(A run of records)
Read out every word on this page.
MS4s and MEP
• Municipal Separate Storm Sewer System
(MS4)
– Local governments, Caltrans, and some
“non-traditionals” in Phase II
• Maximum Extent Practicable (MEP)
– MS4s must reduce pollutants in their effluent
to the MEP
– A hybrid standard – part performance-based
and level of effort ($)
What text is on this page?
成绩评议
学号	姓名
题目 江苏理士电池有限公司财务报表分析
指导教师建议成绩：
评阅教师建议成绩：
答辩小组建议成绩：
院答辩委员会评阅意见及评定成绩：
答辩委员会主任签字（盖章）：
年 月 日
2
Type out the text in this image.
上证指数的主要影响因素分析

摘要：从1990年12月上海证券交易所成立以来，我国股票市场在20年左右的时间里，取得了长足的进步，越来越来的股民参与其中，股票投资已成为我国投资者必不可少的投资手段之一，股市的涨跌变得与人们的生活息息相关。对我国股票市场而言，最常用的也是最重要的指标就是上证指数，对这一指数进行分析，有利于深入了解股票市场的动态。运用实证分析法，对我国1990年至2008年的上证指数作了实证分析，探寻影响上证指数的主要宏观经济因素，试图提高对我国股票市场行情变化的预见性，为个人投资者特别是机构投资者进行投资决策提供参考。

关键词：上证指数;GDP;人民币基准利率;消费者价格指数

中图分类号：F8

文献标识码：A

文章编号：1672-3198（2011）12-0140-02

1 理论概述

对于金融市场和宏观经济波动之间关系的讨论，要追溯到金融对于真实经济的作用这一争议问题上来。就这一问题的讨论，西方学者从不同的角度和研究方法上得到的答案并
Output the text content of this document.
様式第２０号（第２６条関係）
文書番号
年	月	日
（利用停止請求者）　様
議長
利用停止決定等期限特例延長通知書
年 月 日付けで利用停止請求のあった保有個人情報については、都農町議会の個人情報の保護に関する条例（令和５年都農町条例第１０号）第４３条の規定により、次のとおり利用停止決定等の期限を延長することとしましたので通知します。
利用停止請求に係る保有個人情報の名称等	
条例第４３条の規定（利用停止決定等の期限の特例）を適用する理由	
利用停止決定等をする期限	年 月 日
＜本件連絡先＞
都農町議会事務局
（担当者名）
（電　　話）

WRITTEN TASK ▸ Lines that hold the word "this" are the ones to return, every one of them.

FINISHED ANSWER ▸
Read out every word on this page.
What text is on this page?
Type out the text in this image.
Output the text content of this document.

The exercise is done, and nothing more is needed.